Выбранный отрывок —
##############################
Читаем Савва Мамонтов полностью

Рецензенты писали о «Снегурочке» с похвалой, и за оставшиеся до конца сезона полтора месяца опера была дана еще десять раз. Но вот наступил август — сезон в Нижнем подходил к концу. Газеты подводили итоги, хвалили не только Шаляпина, но и других артистов: Цветкову, Любатович, Нуму, Секар-Рожанского. Хвалили всю труппу, поняв, что не коммерческий, а художественный интерес стоит на первом месте во всех ее начинаниях.

И хотя не все спектакли принимали одинаково (например, «Гензель и Гретель», в которой Забелу заменила Антонова, не понравилась нижегородцам), общее впечатление зрителей было благоприятным. Савва Иванович был весел и полон радостных надежд. Предстояло только сражение за Шаляпина, но он был уверен, что выиграет и это сражение.

Он видел, что Шаляпин становился печален, чем дальше, тем все больше и больше. «В театре у нас жила какая-то радостная и неиссякаемая энергия, — вспоминал он много лет спустя. — Я с грустью думал, что все это скоро кончится и снова я начну посещать скучные репетиции казенного театра, участвовать в спектаклях, похожих на экзамены. Было тем более грустно, что Мамонтов, Коровин и все артисты труппы Винтер стали для меня дорогими и нужными людьми».

Шестнадцатого августа Шаляпин выступал в Нижнем последний раз. Шел «Демон», и газеты уже писали, что в предстоящем зимнем сезоне «г-н Шаляпин в Мариинском театре в опере „Юдифь“ будет петь партию Олоферна».

Шаляпин нехотя собирался в путь, оставляя в Нижнем новых друзей и предмет своего обожания — чудесную Иолу Торнаги…

Перед отъездом он еще раз услышал от Мамонтова, что тот хотел бы видеть его артистом своей оперы, и, терзаемый сомнениями, снедаемый печалью, уехал в холодный, неприветливый казенный Петербург.
##############################
Фрагменты данных —
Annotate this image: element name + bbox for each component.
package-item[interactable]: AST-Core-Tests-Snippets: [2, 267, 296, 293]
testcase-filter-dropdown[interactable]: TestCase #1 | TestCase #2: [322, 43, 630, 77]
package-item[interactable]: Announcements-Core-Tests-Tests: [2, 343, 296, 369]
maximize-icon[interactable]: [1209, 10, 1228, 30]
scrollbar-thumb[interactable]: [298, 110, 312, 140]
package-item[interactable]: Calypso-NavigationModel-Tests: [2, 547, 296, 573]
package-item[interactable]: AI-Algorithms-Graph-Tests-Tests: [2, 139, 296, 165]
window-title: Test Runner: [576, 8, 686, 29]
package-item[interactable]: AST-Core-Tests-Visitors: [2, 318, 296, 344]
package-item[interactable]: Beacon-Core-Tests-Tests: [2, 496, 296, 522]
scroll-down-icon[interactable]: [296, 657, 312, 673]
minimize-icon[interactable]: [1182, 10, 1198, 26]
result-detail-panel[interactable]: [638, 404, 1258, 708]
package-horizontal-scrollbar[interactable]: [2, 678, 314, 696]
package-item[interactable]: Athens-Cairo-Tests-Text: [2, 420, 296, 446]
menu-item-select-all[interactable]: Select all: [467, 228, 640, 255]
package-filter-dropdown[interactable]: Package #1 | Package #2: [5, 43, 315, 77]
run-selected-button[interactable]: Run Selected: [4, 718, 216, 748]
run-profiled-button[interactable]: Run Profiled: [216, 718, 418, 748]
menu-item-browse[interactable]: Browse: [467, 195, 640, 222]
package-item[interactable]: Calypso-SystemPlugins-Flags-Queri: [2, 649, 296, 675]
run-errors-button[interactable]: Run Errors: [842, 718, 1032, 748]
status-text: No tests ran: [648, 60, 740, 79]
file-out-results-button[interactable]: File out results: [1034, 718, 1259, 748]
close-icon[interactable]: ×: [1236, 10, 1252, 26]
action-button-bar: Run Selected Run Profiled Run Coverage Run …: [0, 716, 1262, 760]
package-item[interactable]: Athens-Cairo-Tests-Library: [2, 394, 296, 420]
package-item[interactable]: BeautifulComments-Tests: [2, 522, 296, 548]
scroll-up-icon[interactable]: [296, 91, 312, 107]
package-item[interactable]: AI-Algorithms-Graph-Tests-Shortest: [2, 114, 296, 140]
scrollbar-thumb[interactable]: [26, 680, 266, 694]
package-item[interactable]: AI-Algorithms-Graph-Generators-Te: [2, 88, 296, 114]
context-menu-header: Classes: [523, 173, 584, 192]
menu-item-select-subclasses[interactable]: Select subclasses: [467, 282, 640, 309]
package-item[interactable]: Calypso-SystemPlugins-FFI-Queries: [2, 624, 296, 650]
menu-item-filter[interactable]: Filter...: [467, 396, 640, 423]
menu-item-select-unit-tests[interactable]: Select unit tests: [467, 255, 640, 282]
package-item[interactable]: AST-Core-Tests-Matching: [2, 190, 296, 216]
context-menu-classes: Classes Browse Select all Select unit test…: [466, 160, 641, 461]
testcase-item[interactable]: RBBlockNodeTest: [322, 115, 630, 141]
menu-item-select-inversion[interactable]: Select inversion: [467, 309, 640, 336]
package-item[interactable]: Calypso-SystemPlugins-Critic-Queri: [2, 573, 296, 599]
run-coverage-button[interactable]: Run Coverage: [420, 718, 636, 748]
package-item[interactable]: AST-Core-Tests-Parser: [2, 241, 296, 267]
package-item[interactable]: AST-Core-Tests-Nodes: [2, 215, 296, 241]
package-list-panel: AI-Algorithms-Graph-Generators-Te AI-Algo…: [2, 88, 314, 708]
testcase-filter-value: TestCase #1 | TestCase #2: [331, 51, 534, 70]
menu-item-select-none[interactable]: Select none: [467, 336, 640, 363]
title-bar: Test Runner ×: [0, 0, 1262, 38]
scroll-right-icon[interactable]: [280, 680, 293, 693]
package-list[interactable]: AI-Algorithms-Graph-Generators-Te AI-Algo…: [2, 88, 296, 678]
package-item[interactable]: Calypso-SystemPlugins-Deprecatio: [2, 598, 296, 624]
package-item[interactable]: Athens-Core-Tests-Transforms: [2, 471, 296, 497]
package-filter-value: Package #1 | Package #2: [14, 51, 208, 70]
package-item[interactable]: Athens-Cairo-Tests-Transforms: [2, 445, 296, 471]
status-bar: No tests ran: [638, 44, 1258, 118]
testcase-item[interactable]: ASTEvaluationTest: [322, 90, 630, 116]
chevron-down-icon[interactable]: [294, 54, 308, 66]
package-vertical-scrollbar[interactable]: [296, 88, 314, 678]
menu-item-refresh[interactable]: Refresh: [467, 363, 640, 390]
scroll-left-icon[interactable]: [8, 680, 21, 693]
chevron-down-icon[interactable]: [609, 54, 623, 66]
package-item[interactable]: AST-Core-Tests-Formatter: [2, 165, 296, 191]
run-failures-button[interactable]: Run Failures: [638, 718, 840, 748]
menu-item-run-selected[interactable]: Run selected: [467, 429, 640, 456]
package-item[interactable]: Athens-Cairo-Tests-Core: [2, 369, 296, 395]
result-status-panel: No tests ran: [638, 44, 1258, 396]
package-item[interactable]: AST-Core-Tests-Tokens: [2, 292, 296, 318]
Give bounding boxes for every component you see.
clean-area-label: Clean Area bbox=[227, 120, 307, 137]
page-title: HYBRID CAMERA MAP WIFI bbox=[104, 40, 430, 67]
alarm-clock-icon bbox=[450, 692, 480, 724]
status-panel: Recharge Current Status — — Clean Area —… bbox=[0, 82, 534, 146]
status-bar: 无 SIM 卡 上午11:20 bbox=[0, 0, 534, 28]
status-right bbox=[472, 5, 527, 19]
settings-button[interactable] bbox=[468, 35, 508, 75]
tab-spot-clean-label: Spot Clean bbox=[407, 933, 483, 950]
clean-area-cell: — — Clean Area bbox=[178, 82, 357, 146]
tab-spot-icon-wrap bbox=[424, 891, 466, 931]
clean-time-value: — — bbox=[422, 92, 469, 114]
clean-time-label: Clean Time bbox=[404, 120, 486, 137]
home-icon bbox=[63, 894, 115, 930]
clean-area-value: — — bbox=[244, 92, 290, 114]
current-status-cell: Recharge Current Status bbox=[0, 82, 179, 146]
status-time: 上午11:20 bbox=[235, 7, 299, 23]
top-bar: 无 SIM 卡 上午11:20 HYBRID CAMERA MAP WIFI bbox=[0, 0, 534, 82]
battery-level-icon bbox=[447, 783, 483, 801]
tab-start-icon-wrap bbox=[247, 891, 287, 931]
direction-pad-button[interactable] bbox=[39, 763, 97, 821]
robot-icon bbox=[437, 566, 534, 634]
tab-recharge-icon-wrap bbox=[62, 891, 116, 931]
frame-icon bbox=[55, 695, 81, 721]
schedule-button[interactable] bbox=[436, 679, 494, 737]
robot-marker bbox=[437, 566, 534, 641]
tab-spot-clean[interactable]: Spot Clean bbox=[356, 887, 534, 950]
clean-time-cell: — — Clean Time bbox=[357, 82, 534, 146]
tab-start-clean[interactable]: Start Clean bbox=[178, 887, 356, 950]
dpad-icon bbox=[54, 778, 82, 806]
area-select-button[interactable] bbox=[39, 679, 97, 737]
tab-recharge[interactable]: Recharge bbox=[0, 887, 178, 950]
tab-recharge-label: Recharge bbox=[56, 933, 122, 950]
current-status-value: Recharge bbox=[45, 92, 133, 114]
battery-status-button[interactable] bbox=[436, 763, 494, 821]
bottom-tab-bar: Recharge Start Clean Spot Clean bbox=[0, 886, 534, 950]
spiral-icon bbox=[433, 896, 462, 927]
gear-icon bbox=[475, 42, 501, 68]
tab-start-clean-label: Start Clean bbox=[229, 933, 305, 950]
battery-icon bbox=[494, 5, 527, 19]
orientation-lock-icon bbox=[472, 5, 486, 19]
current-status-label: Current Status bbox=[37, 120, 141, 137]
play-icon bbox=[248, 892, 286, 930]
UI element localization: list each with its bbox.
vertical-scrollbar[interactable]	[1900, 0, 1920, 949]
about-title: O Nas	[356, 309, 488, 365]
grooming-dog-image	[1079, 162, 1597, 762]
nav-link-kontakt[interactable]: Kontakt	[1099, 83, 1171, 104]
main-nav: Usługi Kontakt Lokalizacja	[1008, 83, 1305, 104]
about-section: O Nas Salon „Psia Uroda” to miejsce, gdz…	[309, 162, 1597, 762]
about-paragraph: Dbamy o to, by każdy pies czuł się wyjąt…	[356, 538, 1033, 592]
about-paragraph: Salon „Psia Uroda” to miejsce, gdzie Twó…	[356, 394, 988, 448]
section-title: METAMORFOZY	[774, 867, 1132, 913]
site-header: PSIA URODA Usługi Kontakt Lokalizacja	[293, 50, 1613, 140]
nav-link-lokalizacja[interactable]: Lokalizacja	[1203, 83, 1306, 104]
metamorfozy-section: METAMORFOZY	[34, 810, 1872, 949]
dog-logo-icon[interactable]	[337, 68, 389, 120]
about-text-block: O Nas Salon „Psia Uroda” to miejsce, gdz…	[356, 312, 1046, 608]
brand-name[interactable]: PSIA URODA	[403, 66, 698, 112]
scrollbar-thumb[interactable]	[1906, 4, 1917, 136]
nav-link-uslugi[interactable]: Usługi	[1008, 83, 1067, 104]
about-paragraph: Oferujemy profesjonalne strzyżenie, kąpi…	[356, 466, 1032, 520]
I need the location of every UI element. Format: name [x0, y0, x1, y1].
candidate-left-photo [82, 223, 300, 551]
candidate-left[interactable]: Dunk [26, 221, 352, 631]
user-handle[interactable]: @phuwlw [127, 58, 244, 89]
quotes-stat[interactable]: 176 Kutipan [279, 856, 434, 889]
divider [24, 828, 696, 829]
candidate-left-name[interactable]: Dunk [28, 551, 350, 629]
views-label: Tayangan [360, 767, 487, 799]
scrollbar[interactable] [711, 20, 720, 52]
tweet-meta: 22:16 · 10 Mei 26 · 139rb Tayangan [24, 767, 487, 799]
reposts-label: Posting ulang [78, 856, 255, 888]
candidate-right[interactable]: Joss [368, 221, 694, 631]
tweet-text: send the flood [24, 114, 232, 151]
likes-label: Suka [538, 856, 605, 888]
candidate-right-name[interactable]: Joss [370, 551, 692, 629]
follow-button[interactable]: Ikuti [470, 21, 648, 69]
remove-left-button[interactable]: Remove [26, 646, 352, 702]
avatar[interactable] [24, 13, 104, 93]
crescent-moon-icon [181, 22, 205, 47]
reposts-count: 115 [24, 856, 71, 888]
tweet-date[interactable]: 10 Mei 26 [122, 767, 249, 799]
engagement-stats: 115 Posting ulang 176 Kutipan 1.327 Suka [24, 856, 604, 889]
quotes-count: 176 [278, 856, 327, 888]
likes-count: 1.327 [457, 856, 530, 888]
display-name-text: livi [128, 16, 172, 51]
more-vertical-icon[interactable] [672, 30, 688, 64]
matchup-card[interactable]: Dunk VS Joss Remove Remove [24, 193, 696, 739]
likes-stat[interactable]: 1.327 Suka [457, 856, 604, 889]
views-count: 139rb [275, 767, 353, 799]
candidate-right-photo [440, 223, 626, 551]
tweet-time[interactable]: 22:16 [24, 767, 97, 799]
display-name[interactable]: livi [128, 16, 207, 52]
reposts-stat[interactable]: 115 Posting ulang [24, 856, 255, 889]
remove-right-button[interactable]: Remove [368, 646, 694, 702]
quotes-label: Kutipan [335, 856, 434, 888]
##############################
Что нужно сделать —
1) Какого числа, согласно отрывку, Шаляпин в последний раз выступил в Нижнем?
2) Выберите все строки, в которых встречается слово «time», учитывая регистр букв.
Отрывок и строки никак не связаны между собой.

Список ответов —
1) Шестнадцатого августа.

2)
clean-time-value: — — bbox=[422, 92, 469, 114]
clean-time-label: Clean Time bbox=[404, 120, 486, 137]
status-time: 上午11:20 bbox=[235, 7, 299, 23]
clean-time-cell: — — Clean Time bbox=[357, 82, 534, 146]
tweet-time[interactable]: 22:16 [24, 767, 97, 799]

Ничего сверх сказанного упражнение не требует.